Problem to solve: Repeat the records below exactly, leaving out every picture.

Record extracts:
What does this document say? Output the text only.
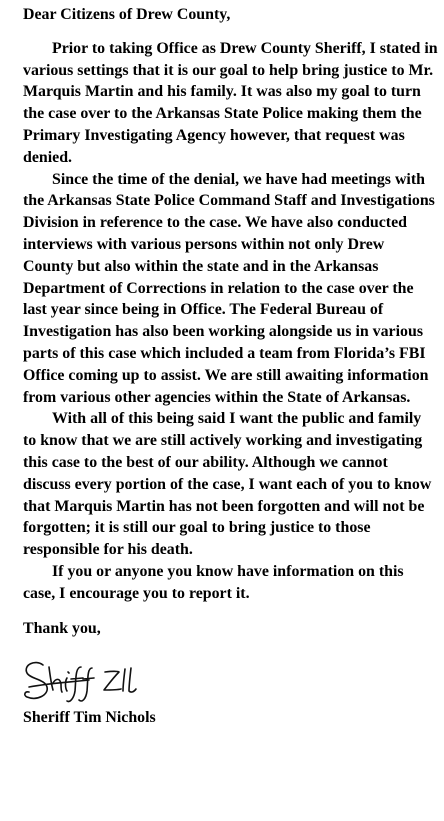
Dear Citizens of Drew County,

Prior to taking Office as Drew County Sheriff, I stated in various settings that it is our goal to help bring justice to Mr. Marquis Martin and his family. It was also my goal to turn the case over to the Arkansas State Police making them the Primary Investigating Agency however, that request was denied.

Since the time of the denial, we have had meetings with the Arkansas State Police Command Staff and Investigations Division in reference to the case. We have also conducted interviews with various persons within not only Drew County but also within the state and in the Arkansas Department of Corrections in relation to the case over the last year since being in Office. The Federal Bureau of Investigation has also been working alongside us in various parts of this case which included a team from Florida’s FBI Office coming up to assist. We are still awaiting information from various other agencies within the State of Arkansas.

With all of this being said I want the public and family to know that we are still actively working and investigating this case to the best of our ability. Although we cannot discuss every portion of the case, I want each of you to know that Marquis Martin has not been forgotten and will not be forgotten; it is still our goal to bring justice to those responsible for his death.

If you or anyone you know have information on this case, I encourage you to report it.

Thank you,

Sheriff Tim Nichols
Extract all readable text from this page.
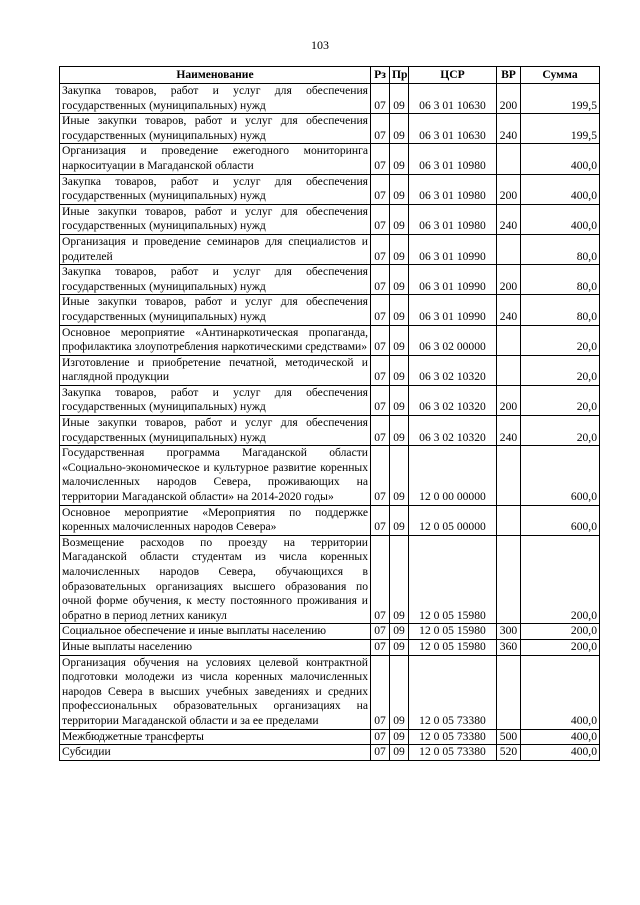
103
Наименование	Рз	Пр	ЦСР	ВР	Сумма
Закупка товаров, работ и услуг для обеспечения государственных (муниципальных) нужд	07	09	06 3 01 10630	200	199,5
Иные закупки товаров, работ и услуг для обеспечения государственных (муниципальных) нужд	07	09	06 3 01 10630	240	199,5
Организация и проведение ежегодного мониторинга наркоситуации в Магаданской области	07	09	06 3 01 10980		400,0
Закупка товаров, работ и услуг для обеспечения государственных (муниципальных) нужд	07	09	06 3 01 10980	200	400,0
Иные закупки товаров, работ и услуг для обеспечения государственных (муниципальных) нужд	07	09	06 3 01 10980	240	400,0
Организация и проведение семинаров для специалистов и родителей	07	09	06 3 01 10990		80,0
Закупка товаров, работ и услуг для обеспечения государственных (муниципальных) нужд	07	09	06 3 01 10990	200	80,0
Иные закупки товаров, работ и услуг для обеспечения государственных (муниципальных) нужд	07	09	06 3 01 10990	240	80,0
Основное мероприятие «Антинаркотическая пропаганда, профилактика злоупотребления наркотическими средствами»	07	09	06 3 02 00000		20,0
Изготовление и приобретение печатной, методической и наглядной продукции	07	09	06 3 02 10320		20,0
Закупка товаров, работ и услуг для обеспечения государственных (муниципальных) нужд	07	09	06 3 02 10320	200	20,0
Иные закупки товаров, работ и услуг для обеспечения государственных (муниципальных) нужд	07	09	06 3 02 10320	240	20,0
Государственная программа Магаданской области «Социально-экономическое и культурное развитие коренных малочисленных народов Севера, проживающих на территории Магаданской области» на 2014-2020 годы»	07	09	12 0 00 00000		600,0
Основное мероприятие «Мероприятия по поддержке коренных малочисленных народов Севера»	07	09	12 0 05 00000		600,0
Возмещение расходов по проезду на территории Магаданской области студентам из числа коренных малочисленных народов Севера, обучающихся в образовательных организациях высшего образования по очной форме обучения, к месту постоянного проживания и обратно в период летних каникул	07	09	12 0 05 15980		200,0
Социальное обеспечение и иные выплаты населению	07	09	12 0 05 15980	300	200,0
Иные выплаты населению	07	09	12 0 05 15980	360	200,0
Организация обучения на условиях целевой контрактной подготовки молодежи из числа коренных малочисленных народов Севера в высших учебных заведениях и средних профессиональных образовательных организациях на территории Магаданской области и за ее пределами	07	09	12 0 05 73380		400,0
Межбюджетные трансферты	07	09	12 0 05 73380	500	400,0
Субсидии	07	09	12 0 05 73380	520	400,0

Answer for this exercise:
What does this document say? Output the text only.
Dear Citizens of Drew County,

Prior to taking Office as Drew County Sheriff, I stated in various settings that it is our goal to help bring justice to Mr. Marquis Martin and his family. It was also my goal to turn the case over to the Arkansas State Police making them the Primary Investigating Agency however, that request was denied.

Since the time of the denial, we have had meetings with the Arkansas State Police Command Staff and Investigations Division in reference to the case. We have also conducted interviews with various persons within not only Drew County but also within the state and in the Arkansas Department of Corrections in relation to the case over the last year since being in Office. The Federal Bureau of Investigation has also been working alongside us in various parts of this case which included a team from Florida’s FBI Office coming up to assist. We are still awaiting information from various other agencies within the State of Arkansas.

With all of this being said I want the public and family to know that we are still actively working and investigating this case to the best of our ability. Although we cannot discuss every portion of the case, I want each of you to know that Marquis Martin has not been forgotten and will not be forgotten; it is still our goal to bring justice to those responsible for his death.

If you or anyone you know have information on this case, I encourage you to report it.

Thank you,

Sheriff Tim Nichols
Extract all readable text from this page.
103
Наименование	Рз	Пр	ЦСР	ВР	Сумма
Закупка товаров, работ и услуг для обеспечения государственных (муниципальных) нужд	07	09	06 3 01 10630	200	199,5
Иные закупки товаров, работ и услуг для обеспечения государственных (муниципальных) нужд	07	09	06 3 01 10630	240	199,5
Организация и проведение ежегодного мониторинга наркоситуации в Магаданской области	07	09	06 3 01 10980		400,0
Закупка товаров, работ и услуг для обеспечения государственных (муниципальных) нужд	07	09	06 3 01 10980	200	400,0
Иные закупки товаров, работ и услуг для обеспечения государственных (муниципальных) нужд	07	09	06 3 01 10980	240	400,0
Организация и проведение семинаров для специалистов и родителей	07	09	06 3 01 10990		80,0
Закупка товаров, работ и услуг для обеспечения государственных (муниципальных) нужд	07	09	06 3 01 10990	200	80,0
Иные закупки товаров, работ и услуг для обеспечения государственных (муниципальных) нужд	07	09	06 3 01 10990	240	80,0
Основное мероприятие «Антинаркотическая пропаганда, профилактика злоупотребления наркотическими средствами»	07	09	06 3 02 00000		20,0
Изготовление и приобретение печатной, методической и наглядной продукции	07	09	06 3 02 10320		20,0
Закупка товаров, работ и услуг для обеспечения государственных (муниципальных) нужд	07	09	06 3 02 10320	200	20,0
Иные закупки товаров, работ и услуг для обеспечения государственных (муниципальных) нужд	07	09	06 3 02 10320	240	20,0
Государственная программа Магаданской области «Социально-экономическое и культурное развитие коренных малочисленных народов Севера, проживающих на территории Магаданской области» на 2014-2020 годы»	07	09	12 0 00 00000		600,0
Основное мероприятие «Мероприятия по поддержке коренных малочисленных народов Севера»	07	09	12 0 05 00000		600,0
Возмещение расходов по проезду на территории Магаданской области студентам из числа коренных малочисленных народов Севера, обучающихся в образовательных организациях высшего образования по очной форме обучения, к месту постоянного проживания и обратно в период летних каникул	07	09	12 0 05 15980		200,0
Социальное обеспечение и иные выплаты населению	07	09	12 0 05 15980	300	200,0
Иные выплаты населению	07	09	12 0 05 15980	360	200,0
Организация обучения на условиях целевой контрактной подготовки молодежи из числа коренных малочисленных народов Севера в высших учебных заведениях и средних профессиональных образовательных организациях на территории Магаданской области и за ее пределами	07	09	12 0 05 73380		400,0
Межбюджетные трансферты	07	09	12 0 05 73380	500	400,0
Субсидии	07	09	12 0 05 73380	520	400,0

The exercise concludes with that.